**Exercise**
Among the lines below, count those with "JSON". Give only the number.

**Given information**
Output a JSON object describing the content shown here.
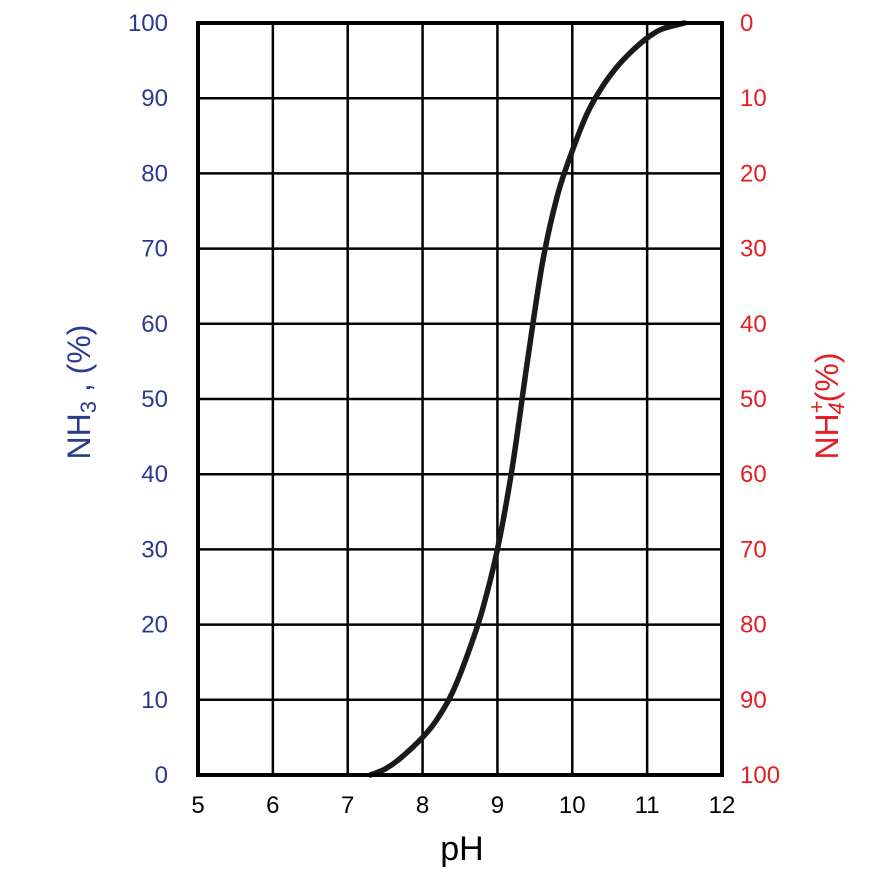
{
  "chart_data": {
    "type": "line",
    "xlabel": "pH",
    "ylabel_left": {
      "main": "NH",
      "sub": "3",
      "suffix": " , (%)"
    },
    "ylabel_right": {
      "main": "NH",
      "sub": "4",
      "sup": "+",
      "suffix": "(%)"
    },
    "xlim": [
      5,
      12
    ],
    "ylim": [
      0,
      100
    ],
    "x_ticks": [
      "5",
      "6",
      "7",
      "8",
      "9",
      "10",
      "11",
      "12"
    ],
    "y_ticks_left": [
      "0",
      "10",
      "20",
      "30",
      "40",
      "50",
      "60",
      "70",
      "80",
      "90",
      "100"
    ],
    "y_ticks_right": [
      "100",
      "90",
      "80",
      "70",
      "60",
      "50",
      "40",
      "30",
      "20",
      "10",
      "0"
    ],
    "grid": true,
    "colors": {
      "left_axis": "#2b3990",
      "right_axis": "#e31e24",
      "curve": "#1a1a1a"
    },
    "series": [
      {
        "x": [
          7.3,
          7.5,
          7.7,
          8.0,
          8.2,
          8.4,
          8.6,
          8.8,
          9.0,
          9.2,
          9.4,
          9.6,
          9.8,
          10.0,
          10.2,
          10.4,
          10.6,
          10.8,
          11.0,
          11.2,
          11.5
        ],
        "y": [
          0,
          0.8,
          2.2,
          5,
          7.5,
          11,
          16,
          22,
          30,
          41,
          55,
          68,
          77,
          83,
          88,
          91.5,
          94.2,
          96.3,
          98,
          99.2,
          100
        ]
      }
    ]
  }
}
==
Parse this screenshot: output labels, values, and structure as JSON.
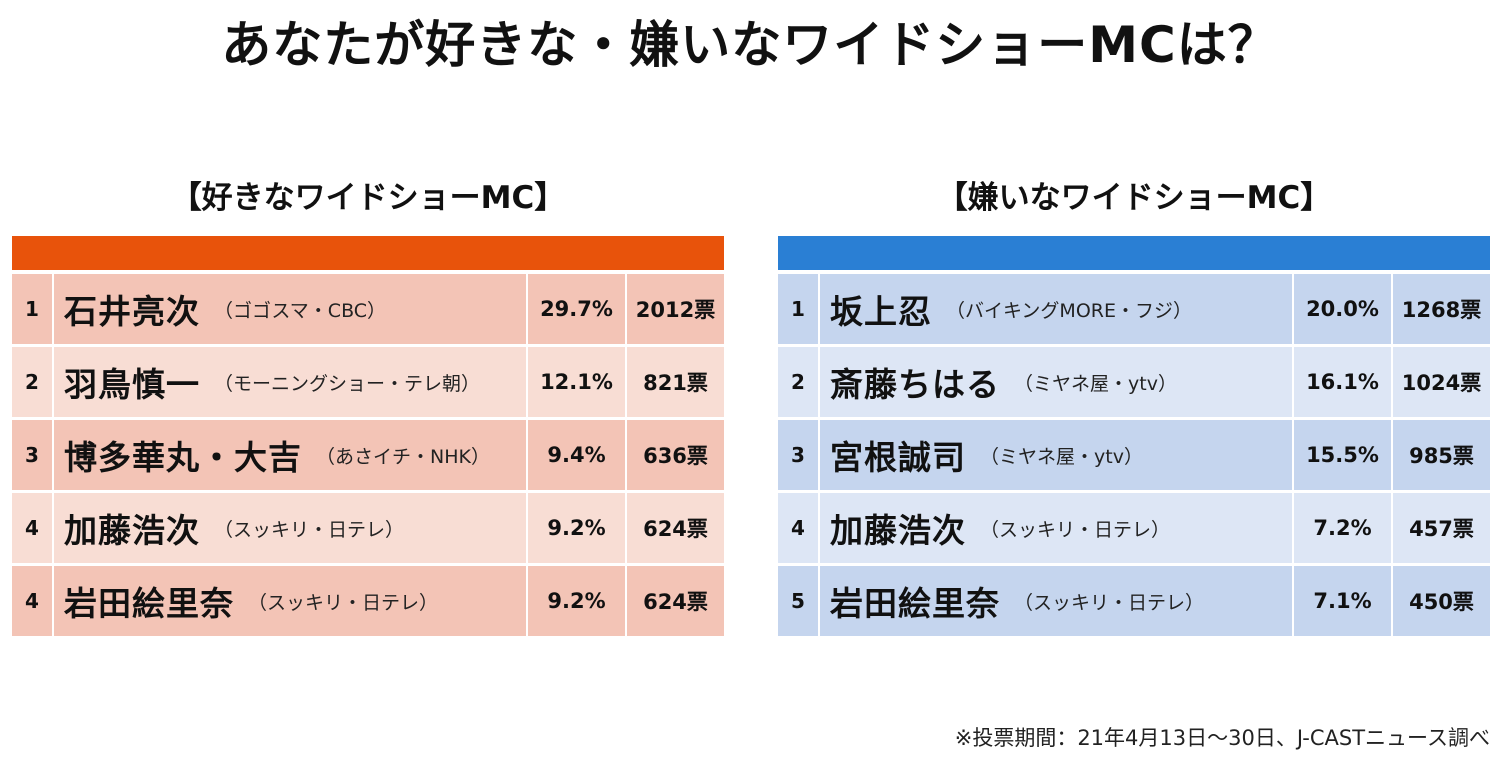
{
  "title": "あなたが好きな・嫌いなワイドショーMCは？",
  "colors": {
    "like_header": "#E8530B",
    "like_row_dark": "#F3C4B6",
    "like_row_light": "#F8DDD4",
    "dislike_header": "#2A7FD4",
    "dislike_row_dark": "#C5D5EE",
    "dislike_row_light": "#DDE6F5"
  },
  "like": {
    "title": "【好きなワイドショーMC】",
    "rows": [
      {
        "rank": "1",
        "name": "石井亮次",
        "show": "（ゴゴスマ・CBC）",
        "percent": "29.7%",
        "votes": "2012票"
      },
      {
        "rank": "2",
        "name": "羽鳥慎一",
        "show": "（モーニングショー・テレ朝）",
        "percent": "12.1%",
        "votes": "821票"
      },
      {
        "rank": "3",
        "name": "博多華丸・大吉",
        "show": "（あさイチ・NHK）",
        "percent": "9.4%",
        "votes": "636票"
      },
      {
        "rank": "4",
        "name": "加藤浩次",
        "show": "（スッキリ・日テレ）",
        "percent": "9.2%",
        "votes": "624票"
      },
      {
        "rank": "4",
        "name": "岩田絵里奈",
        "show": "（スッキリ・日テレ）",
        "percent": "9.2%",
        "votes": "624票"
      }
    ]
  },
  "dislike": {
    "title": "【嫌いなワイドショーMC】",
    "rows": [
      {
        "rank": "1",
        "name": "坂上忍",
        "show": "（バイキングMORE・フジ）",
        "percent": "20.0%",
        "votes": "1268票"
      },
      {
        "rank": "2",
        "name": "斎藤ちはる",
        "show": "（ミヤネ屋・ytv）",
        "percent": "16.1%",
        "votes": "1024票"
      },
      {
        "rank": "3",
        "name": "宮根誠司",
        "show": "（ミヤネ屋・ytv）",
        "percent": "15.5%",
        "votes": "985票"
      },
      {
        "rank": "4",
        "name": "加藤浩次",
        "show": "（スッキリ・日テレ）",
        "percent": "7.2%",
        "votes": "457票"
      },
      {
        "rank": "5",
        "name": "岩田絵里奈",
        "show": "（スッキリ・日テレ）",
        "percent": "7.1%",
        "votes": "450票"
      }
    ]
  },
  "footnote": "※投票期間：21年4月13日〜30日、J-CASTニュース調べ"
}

**Response to this task**
2